WHAT YOU ARE ASKED TO DO: Reproduce every line of the listing below word for word, leaving out the pictures.

Records from a dataset
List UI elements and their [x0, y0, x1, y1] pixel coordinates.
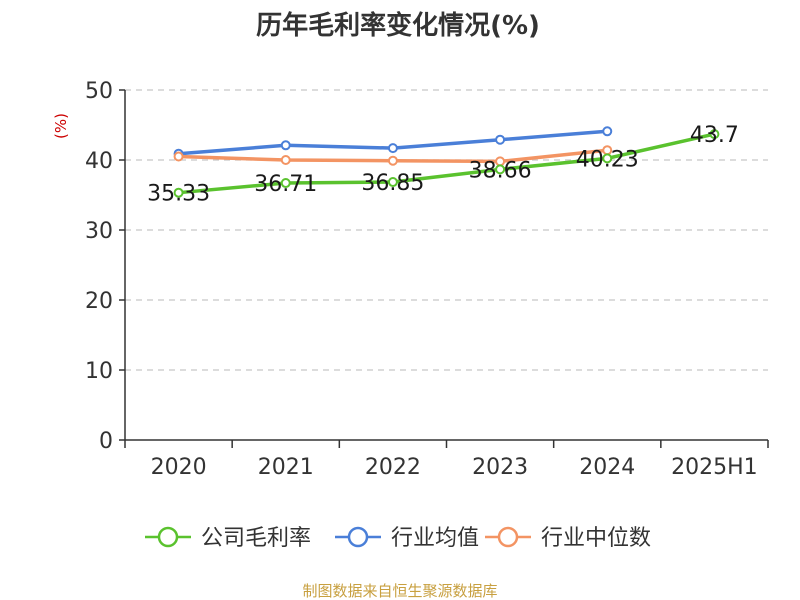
series-lines	[173, 126, 720, 198]
legend-item-3[interactable]: 行业中位数	[485, 526, 651, 551]
chart-title: 历年毛利率变化情况(%)	[256, 10, 540, 41]
series-line-1	[176, 132, 717, 195]
data-label: 43.7	[690, 123, 739, 148]
data-point	[602, 153, 613, 164]
legend-item-1[interactable]: 公司毛利率	[145, 526, 311, 551]
data-point	[387, 143, 398, 154]
data-point	[173, 187, 184, 198]
x-tick-label: 2021	[258, 455, 314, 480]
legend-marker	[157, 526, 179, 548]
data-point	[173, 151, 184, 162]
axes: 0 10 20 30 40 50 2020 2021 2022 2023 2024 2025H1	[85, 79, 769, 480]
data-point	[495, 164, 506, 175]
y-tick-label: 50	[85, 79, 113, 104]
y-tick-label: 30	[85, 219, 113, 244]
y-tick-label: 40	[85, 149, 113, 174]
data-label: 38.66	[469, 158, 532, 183]
legend[interactable]: 公司毛利率 行业均值 行业中位数	[145, 526, 651, 551]
source-note: 制图数据来自恒生聚源数据库	[302, 582, 497, 600]
legend-marker	[497, 526, 519, 548]
y-tick-label: 0	[99, 429, 113, 454]
legend-marker	[347, 526, 369, 548]
data-point	[387, 155, 398, 166]
data-point	[602, 126, 613, 137]
legend-label: 行业均值	[391, 526, 479, 551]
data-point	[495, 134, 506, 145]
data-point	[709, 129, 720, 140]
x-tick-label: 2020	[151, 455, 207, 480]
y-axis-label: (%)	[52, 113, 70, 139]
data-point	[280, 140, 291, 151]
x-tick-label: 2023	[472, 455, 528, 480]
data-label: 36.71	[254, 172, 317, 197]
y-tick-label: 10	[85, 359, 113, 384]
x-tick-label: 2025H1	[671, 455, 758, 480]
legend-label: 公司毛利率	[201, 526, 311, 551]
legend-label: 行业中位数	[541, 526, 651, 551]
data-label: 36.85	[361, 171, 424, 196]
data-label: 40.23	[576, 147, 639, 172]
grid-lines	[125, 89, 768, 371]
x-tick-label: 2024	[579, 455, 635, 480]
x-tick-label: 2022	[365, 455, 421, 480]
data-point	[387, 177, 398, 188]
data-point	[280, 178, 291, 189]
data-point	[280, 155, 291, 165]
legend-item-2[interactable]: 行业均值	[335, 526, 479, 551]
y-tick-label: 20	[85, 289, 113, 314]
data-label: 35.33	[147, 182, 210, 207]
data-labels: 35.33 36.71 36.85 38.66 40.23 43.7	[147, 123, 739, 207]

OUTPUT OF THE EXERCISE:
List UI elements and their [x0, y0, x1, y1] pixel coordinates.
series-lines	[173, 126, 720, 198]
legend-item-3[interactable]: 行业中位数	[485, 526, 651, 551]
chart-title: 历年毛利率变化情况(%)	[256, 10, 540, 41]
series-line-1	[176, 132, 717, 195]
data-label: 43.7	[690, 123, 739, 148]
data-point	[602, 153, 613, 164]
legend-item-1[interactable]: 公司毛利率	[145, 526, 311, 551]
data-point	[387, 143, 398, 154]
data-point	[173, 187, 184, 198]
x-tick-label: 2021	[258, 455, 314, 480]
legend-marker	[157, 526, 179, 548]
data-point	[173, 151, 184, 162]
axes: 0 10 20 30 40 50 2020 2021 2022 2023 2024 2025H1	[85, 79, 769, 480]
data-point	[495, 164, 506, 175]
y-tick-label: 50	[85, 79, 113, 104]
y-tick-label: 30	[85, 219, 113, 244]
y-tick-label: 40	[85, 149, 113, 174]
data-label: 38.66	[469, 158, 532, 183]
legend[interactable]: 公司毛利率 行业均值 行业中位数	[145, 526, 651, 551]
source-note: 制图数据来自恒生聚源数据库	[302, 582, 497, 600]
legend-marker	[497, 526, 519, 548]
y-tick-label: 0	[99, 429, 113, 454]
legend-marker	[347, 526, 369, 548]
data-point	[387, 155, 398, 166]
data-point	[602, 126, 613, 137]
legend-label: 行业均值	[391, 526, 479, 551]
data-point	[495, 134, 506, 145]
data-point	[709, 129, 720, 140]
x-tick-label: 2020	[151, 455, 207, 480]
y-axis-label: (%)	[52, 113, 70, 139]
data-point	[280, 140, 291, 151]
x-tick-label: 2023	[472, 455, 528, 480]
data-label: 36.71	[254, 172, 317, 197]
y-tick-label: 10	[85, 359, 113, 384]
x-tick-label: 2025H1	[671, 455, 758, 480]
legend-label: 公司毛利率	[201, 526, 311, 551]
legend-label: 行业中位数	[541, 526, 651, 551]
data-label: 36.85	[361, 171, 424, 196]
data-label: 40.23	[576, 147, 639, 172]
grid-lines	[125, 89, 768, 371]
x-tick-label: 2024	[579, 455, 635, 480]
x-tick-label: 2022	[365, 455, 421, 480]
data-point	[387, 177, 398, 188]
data-point	[280, 178, 291, 189]
data-point	[280, 155, 291, 165]
legend-item-2[interactable]: 行业均值	[335, 526, 479, 551]
y-tick-label: 20	[85, 289, 113, 314]
data-label: 35.33	[147, 182, 210, 207]
data-labels: 35.33 36.71 36.85 38.66 40.23 43.7	[147, 123, 739, 207]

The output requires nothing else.